WHAT TO DO » Output all lines exactly, with nothing added or dropped.

Figure data in JSON:
** START **

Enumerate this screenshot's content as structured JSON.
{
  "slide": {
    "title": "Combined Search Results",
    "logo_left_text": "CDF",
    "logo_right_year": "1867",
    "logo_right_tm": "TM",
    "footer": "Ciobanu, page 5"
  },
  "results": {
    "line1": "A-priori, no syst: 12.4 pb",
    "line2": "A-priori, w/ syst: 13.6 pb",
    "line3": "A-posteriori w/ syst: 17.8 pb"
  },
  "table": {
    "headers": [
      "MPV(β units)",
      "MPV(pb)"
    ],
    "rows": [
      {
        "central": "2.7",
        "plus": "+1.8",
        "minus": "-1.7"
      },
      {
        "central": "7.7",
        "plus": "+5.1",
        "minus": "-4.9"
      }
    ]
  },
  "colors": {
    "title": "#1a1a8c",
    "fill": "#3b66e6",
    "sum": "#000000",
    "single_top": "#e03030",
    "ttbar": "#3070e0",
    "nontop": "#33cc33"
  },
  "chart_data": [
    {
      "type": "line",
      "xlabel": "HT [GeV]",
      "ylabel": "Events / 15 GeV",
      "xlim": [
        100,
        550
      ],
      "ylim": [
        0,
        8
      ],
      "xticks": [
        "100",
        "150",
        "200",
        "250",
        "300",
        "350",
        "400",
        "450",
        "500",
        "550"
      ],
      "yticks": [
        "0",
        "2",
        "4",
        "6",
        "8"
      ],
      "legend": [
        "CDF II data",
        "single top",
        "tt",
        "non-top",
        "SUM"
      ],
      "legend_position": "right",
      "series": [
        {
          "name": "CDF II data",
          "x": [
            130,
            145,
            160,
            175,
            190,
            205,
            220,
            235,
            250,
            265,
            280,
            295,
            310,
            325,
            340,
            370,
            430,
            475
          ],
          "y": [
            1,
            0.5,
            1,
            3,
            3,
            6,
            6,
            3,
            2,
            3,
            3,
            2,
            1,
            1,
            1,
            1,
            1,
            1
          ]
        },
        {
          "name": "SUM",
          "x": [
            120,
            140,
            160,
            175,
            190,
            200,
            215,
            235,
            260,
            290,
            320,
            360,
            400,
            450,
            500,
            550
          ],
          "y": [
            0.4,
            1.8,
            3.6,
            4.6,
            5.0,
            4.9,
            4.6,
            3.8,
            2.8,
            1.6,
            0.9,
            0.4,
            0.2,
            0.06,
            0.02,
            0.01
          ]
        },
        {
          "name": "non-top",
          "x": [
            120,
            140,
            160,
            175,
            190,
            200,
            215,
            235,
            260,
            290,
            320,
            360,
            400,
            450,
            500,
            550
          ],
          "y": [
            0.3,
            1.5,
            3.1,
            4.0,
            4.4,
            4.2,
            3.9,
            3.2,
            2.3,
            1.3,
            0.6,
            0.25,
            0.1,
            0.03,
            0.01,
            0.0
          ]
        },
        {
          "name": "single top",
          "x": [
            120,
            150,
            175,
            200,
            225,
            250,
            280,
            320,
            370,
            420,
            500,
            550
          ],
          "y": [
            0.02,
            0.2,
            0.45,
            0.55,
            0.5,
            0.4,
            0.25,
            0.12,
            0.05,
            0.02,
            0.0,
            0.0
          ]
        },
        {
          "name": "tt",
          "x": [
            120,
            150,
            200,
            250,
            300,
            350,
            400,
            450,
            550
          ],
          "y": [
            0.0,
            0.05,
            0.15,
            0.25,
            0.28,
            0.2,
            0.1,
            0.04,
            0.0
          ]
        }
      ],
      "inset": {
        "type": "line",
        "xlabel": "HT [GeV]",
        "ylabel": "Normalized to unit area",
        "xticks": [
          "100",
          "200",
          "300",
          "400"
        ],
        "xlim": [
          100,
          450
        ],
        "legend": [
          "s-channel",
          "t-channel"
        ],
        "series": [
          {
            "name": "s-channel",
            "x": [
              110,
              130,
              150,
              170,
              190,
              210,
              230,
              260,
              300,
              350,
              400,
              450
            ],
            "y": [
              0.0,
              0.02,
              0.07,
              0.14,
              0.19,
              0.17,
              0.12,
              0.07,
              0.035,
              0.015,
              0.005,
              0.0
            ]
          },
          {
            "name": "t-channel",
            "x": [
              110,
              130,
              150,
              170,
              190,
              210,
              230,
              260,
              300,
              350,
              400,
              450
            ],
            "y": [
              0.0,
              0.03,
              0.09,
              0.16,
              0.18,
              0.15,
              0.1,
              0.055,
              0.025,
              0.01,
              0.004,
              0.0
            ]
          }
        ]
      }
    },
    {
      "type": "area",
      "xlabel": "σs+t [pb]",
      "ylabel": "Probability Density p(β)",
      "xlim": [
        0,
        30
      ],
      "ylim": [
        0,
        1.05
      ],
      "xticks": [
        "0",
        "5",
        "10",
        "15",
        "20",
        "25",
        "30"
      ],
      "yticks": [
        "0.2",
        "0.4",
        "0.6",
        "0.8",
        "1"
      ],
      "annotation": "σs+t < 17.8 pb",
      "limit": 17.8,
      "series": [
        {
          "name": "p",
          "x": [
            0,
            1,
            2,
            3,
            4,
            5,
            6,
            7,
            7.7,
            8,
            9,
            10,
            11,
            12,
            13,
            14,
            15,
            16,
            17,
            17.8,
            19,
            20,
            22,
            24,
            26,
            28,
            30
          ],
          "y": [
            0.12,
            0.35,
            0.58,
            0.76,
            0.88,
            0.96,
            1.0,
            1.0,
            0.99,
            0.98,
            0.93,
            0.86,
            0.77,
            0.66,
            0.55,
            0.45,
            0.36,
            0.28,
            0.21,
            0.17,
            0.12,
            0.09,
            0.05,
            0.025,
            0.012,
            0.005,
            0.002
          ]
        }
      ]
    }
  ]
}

** END **

SOLVED PROBLEM »
Enumerate this screenshot's content as structured JSON.
{
  "slide": {
    "title": "Combined Search Results",
    "logo_left_text": "CDF",
    "logo_right_year": "1867",
    "logo_right_tm": "TM",
    "footer": "Ciobanu, page 5"
  },
  "results": {
    "line1": "A-priori, no syst: 12.4 pb",
    "line2": "A-priori, w/ syst: 13.6 pb",
    "line3": "A-posteriori w/ syst: 17.8 pb"
  },
  "table": {
    "headers": [
      "MPV(β units)",
      "MPV(pb)"
    ],
    "rows": [
      {
        "central": "2.7",
        "plus": "+1.8",
        "minus": "-1.7"
      },
      {
        "central": "7.7",
        "plus": "+5.1",
        "minus": "-4.9"
      }
    ]
  },
  "colors": {
    "title": "#1a1a8c",
    "fill": "#3b66e6",
    "sum": "#000000",
    "single_top": "#e03030",
    "ttbar": "#3070e0",
    "nontop": "#33cc33"
  },
  "chart_data": [
    {
      "type": "line",
      "xlabel": "HT [GeV]",
      "ylabel": "Events / 15 GeV",
      "xlim": [
        100,
        550
      ],
      "ylim": [
        0,
        8
      ],
      "xticks": [
        "100",
        "150",
        "200",
        "250",
        "300",
        "350",
        "400",
        "450",
        "500",
        "550"
      ],
      "yticks": [
        "0",
        "2",
        "4",
        "6",
        "8"
      ],
      "legend": [
        "CDF II data",
        "single top",
        "tt",
        "non-top",
        "SUM"
      ],
      "legend_position": "right",
      "series": [
        {
          "name": "CDF II data",
          "x": [
            130,
            145,
            160,
            175,
            190,
            205,
            220,
            235,
            250,
            265,
            280,
            295,
            310,
            325,
            340,
            370,
            430,
            475
          ],
          "y": [
            1,
            0.5,
            1,
            3,
            3,
            6,
            6,
            3,
            2,
            3,
            3,
            2,
            1,
            1,
            1,
            1,
            1,
            1
          ]
        },
        {
          "name": "SUM",
          "x": [
            120,
            140,
            160,
            175,
            190,
            200,
            215,
            235,
            260,
            290,
            320,
            360,
            400,
            450,
            500,
            550
          ],
          "y": [
            0.4,
            1.8,
            3.6,
            4.6,
            5.0,
            4.9,
            4.6,
            3.8,
            2.8,
            1.6,
            0.9,
            0.4,
            0.2,
            0.06,
            0.02,
            0.01
          ]
        },
        {
          "name": "non-top",
          "x": [
            120,
            140,
            160,
            175,
            190,
            200,
            215,
            235,
            260,
            290,
            320,
            360,
            400,
            450,
            500,
            550
          ],
          "y": [
            0.3,
            1.5,
            3.1,
            4.0,
            4.4,
            4.2,
            3.9,
            3.2,
            2.3,
            1.3,
            0.6,
            0.25,
            0.1,
            0.03,
            0.01,
            0.0
          ]
        },
        {
          "name": "single top",
          "x": [
            120,
            150,
            175,
            200,
            225,
            250,
            280,
            320,
            370,
            420,
            500,
            550
          ],
          "y": [
            0.02,
            0.2,
            0.45,
            0.55,
            0.5,
            0.4,
            0.25,
            0.12,
            0.05,
            0.02,
            0.0,
            0.0
          ]
        },
        {
          "name": "tt",
          "x": [
            120,
            150,
            200,
            250,
            300,
            350,
            400,
            450,
            550
          ],
          "y": [
            0.0,
            0.05,
            0.15,
            0.25,
            0.28,
            0.2,
            0.1,
            0.04,
            0.0
          ]
        }
      ],
      "inset": {
        "type": "line",
        "xlabel": "HT [GeV]",
        "ylabel": "Normalized to unit area",
        "xticks": [
          "100",
          "200",
          "300",
          "400"
        ],
        "xlim": [
          100,
          450
        ],
        "legend": [
          "s-channel",
          "t-channel"
        ],
        "series": [
          {
            "name": "s-channel",
            "x": [
              110,
              130,
              150,
              170,
              190,
              210,
              230,
              260,
              300,
              350,
              400,
              450
            ],
            "y": [
              0.0,
              0.02,
              0.07,
              0.14,
              0.19,
              0.17,
              0.12,
              0.07,
              0.035,
              0.015,
              0.005,
              0.0
            ]
          },
          {
            "name": "t-channel",
            "x": [
              110,
              130,
              150,
              170,
              190,
              210,
              230,
              260,
              300,
              350,
              400,
              450
            ],
            "y": [
              0.0,
              0.03,
              0.09,
              0.16,
              0.18,
              0.15,
              0.1,
              0.055,
              0.025,
              0.01,
              0.004,
              0.0
            ]
          }
        ]
      }
    },
    {
      "type": "area",
      "xlabel": "σs+t [pb]",
      "ylabel": "Probability Density p(β)",
      "xlim": [
        0,
        30
      ],
      "ylim": [
        0,
        1.05
      ],
      "xticks": [
        "0",
        "5",
        "10",
        "15",
        "20",
        "25",
        "30"
      ],
      "yticks": [
        "0.2",
        "0.4",
        "0.6",
        "0.8",
        "1"
      ],
      "annotation": "σs+t < 17.8 pb",
      "limit": 17.8,
      "series": [
        {
          "name": "p",
          "x": [
            0,
            1,
            2,
            3,
            4,
            5,
            6,
            7,
            7.7,
            8,
            9,
            10,
            11,
            12,
            13,
            14,
            15,
            16,
            17,
            17.8,
            19,
            20,
            22,
            24,
            26,
            28,
            30
          ],
          "y": [
            0.12,
            0.35,
            0.58,
            0.76,
            0.88,
            0.96,
            1.0,
            1.0,
            0.99,
            0.98,
            0.93,
            0.86,
            0.77,
            0.66,
            0.55,
            0.45,
            0.36,
            0.28,
            0.21,
            0.17,
            0.12,
            0.09,
            0.05,
            0.025,
            0.012,
            0.005,
            0.002
          ]
        }
      ]
    }
  ]
}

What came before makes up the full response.